## START STORED RECORDS

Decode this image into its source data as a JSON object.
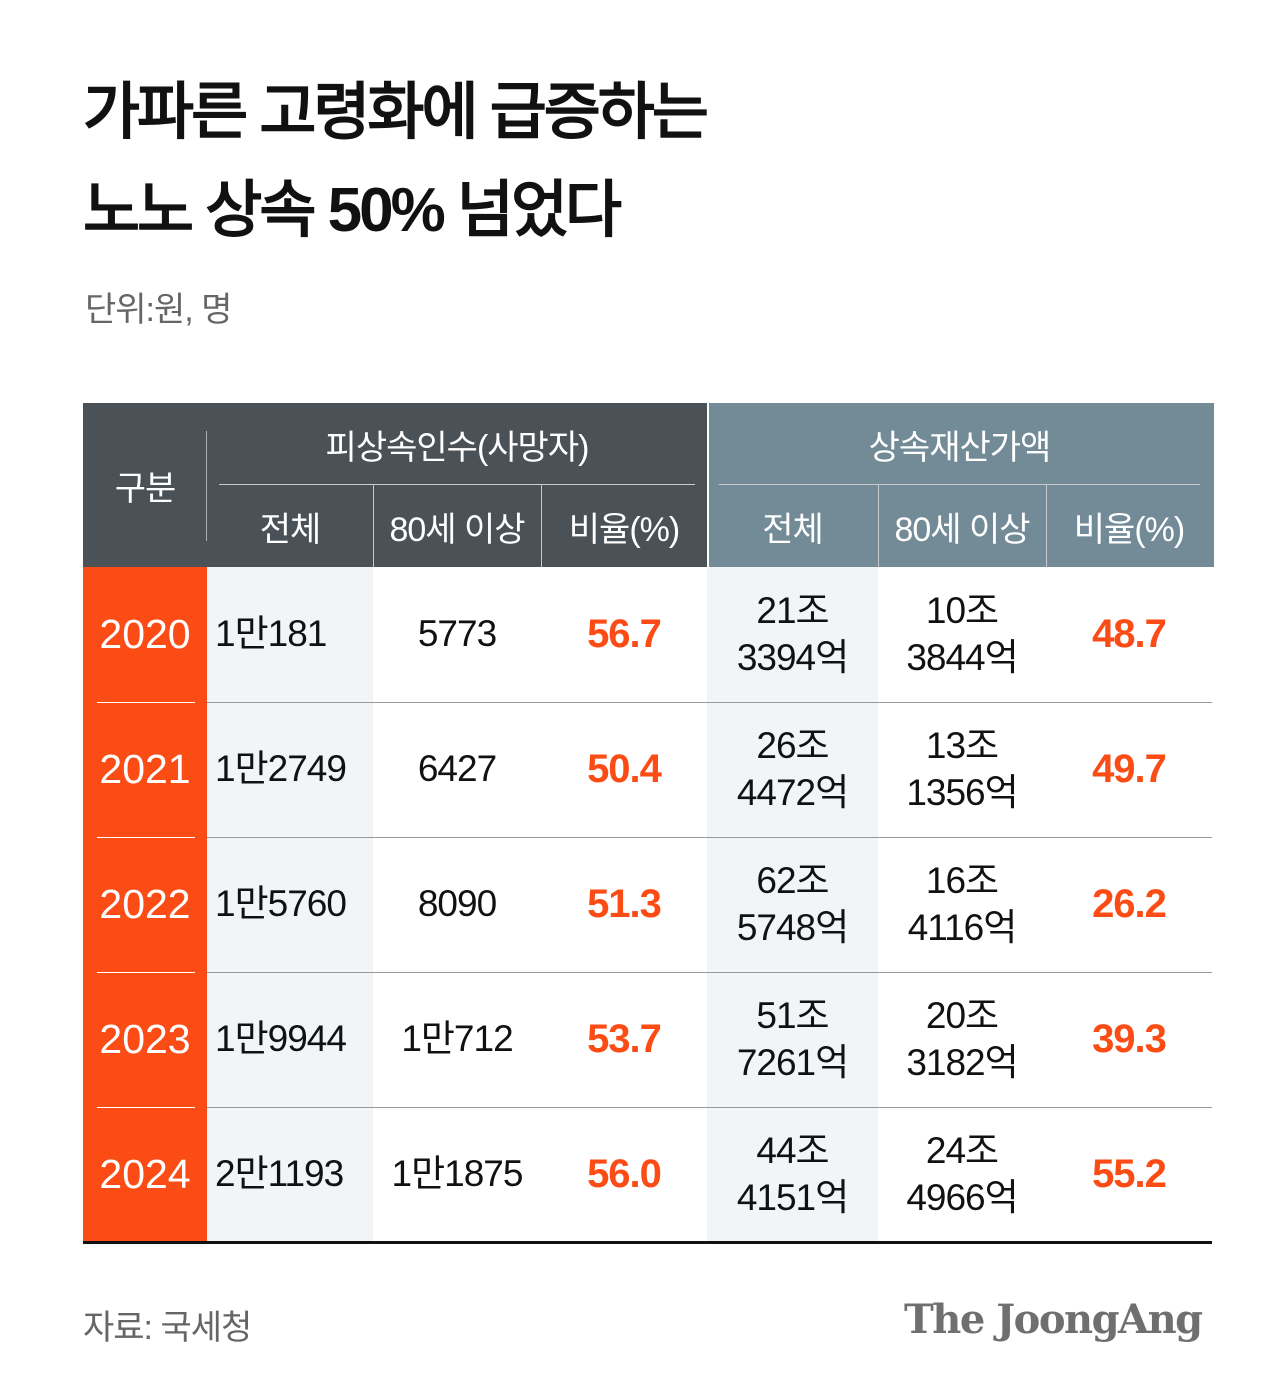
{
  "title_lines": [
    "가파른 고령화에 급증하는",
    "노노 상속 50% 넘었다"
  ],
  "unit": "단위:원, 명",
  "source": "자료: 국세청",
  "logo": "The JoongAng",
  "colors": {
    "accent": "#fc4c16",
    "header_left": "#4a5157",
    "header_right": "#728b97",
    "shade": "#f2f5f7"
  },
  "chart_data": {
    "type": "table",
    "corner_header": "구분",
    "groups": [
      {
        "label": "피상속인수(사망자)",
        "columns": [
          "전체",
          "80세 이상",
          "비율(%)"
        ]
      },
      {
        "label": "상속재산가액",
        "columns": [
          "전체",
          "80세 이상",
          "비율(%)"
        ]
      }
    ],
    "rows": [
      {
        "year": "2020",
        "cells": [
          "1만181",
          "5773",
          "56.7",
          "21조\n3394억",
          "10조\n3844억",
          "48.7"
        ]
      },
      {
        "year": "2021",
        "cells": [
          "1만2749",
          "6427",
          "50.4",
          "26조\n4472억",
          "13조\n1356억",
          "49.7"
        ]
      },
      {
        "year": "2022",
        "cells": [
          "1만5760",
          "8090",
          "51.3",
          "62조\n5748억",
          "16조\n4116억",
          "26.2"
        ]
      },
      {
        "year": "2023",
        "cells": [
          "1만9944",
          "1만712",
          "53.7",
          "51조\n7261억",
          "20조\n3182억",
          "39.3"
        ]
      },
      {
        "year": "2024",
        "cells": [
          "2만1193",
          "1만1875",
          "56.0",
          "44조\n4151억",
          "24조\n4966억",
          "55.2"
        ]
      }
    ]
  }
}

## END STORED RECORDS
## START STORED RECORDS

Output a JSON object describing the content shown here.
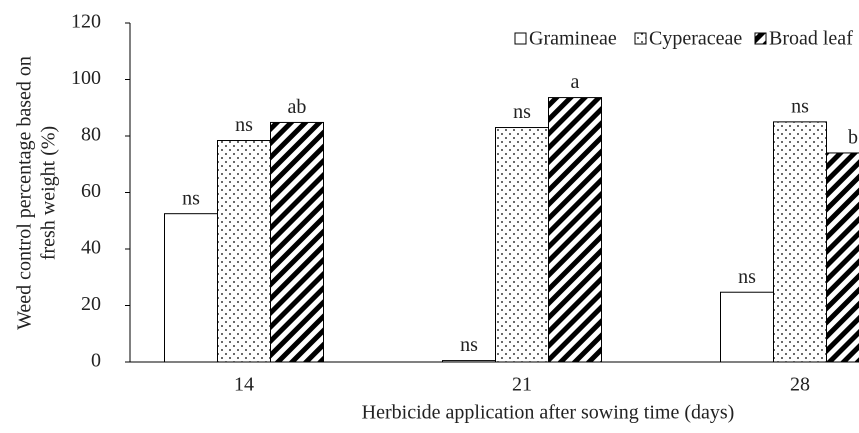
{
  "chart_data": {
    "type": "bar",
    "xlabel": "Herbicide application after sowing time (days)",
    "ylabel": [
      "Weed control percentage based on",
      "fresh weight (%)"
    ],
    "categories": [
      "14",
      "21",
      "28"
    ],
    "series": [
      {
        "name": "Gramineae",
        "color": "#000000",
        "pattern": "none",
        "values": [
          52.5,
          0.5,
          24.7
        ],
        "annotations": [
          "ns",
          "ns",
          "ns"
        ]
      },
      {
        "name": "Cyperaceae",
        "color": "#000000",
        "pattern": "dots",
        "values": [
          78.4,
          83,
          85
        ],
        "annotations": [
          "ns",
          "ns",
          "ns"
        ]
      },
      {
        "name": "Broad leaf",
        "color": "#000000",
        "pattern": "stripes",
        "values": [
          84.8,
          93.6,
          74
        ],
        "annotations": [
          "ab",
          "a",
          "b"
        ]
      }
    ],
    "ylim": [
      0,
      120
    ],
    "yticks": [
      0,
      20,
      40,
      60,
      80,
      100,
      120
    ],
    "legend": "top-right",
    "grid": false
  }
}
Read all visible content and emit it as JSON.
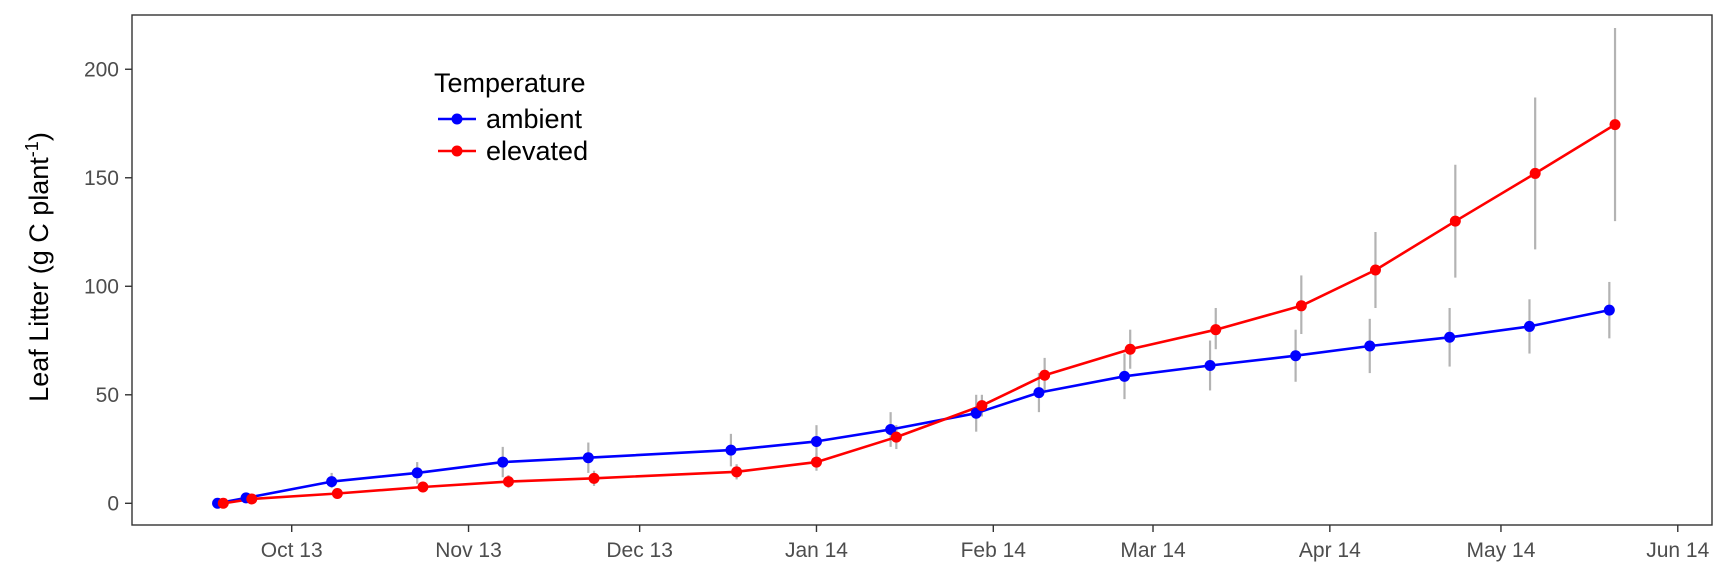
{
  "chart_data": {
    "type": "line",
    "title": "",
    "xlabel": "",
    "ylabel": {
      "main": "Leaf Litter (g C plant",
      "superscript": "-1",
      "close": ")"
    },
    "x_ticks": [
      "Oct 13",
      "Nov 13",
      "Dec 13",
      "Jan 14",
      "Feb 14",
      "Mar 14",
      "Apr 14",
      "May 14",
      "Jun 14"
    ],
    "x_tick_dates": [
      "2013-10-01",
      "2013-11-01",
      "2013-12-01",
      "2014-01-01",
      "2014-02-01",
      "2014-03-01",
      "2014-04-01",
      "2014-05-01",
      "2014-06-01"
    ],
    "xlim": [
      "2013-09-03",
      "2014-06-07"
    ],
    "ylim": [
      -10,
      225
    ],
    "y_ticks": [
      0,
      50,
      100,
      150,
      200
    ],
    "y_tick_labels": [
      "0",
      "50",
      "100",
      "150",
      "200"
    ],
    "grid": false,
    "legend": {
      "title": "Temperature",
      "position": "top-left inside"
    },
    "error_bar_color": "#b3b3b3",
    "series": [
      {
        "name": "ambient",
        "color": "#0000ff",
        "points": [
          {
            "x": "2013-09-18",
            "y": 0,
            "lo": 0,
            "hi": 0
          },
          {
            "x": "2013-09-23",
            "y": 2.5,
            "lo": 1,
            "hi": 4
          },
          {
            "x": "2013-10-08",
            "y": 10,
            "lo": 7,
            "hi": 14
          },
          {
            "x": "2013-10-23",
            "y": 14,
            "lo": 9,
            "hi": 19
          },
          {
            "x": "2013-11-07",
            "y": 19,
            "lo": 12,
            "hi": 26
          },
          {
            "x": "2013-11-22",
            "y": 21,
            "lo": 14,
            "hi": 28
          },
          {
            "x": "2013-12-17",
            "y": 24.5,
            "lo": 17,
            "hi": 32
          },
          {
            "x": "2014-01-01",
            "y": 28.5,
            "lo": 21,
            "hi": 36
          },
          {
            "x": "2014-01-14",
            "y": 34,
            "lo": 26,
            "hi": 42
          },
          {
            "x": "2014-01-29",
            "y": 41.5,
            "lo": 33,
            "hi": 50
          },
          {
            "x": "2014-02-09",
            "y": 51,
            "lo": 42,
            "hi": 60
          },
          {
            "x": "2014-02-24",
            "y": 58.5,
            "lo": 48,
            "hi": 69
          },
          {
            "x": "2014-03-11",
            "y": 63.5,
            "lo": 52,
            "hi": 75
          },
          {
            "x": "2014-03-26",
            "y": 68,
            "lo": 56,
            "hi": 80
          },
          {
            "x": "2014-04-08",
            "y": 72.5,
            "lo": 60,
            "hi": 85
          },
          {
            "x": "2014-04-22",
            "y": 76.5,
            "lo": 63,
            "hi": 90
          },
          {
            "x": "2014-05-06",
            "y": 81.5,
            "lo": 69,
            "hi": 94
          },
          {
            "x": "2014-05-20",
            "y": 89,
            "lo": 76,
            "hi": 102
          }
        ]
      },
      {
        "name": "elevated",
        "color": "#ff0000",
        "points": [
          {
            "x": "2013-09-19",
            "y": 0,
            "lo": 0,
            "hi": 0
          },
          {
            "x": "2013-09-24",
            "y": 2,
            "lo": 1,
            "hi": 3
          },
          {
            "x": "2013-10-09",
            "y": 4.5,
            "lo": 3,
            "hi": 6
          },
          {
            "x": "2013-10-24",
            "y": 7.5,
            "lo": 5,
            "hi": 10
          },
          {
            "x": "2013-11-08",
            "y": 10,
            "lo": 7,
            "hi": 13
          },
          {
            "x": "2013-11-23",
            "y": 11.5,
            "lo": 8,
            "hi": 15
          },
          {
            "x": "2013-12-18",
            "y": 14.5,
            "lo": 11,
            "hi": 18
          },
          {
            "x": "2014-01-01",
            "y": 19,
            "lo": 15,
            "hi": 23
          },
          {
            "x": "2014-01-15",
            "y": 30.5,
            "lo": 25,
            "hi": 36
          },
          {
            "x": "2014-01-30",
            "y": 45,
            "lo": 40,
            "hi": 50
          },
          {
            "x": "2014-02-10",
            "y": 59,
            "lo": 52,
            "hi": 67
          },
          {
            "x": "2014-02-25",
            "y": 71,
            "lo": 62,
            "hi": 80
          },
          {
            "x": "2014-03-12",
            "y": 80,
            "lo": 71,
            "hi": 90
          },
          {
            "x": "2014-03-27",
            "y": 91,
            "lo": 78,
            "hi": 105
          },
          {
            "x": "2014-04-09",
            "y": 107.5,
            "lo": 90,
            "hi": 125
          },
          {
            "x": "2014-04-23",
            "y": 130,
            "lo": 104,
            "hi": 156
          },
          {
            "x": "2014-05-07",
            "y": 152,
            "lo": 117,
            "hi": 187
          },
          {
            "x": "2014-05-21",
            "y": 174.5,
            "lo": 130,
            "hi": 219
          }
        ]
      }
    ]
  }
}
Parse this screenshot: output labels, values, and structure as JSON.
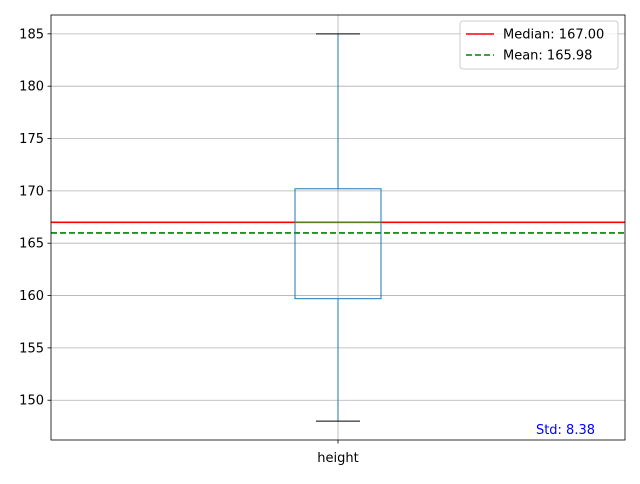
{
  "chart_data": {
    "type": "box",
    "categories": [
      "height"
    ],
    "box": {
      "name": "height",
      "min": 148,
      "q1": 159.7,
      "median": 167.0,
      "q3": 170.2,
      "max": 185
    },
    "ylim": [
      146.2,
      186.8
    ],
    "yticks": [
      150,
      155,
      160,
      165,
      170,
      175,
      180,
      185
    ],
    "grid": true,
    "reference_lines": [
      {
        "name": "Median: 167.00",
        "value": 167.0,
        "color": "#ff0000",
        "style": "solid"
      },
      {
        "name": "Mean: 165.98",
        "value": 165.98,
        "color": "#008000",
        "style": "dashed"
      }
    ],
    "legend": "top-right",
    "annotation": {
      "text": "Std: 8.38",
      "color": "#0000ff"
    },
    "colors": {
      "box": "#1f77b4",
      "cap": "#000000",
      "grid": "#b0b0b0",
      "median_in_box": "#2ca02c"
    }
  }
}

## END STORED RECORDS

■ SHORT PROBLEM
Search the records for the word "name" and copy every line where it occurs.

■ RESPONSE TO THIS EXERCISE
        "name": "Gramineae",
        "name": "Cyperaceae",
        "name": "Broad leaf",
        "name": "ambient",
        "name": "elevated",
      "name": "height",
        "name": "Median: 167.00",
        "name": "Mean: 165.98",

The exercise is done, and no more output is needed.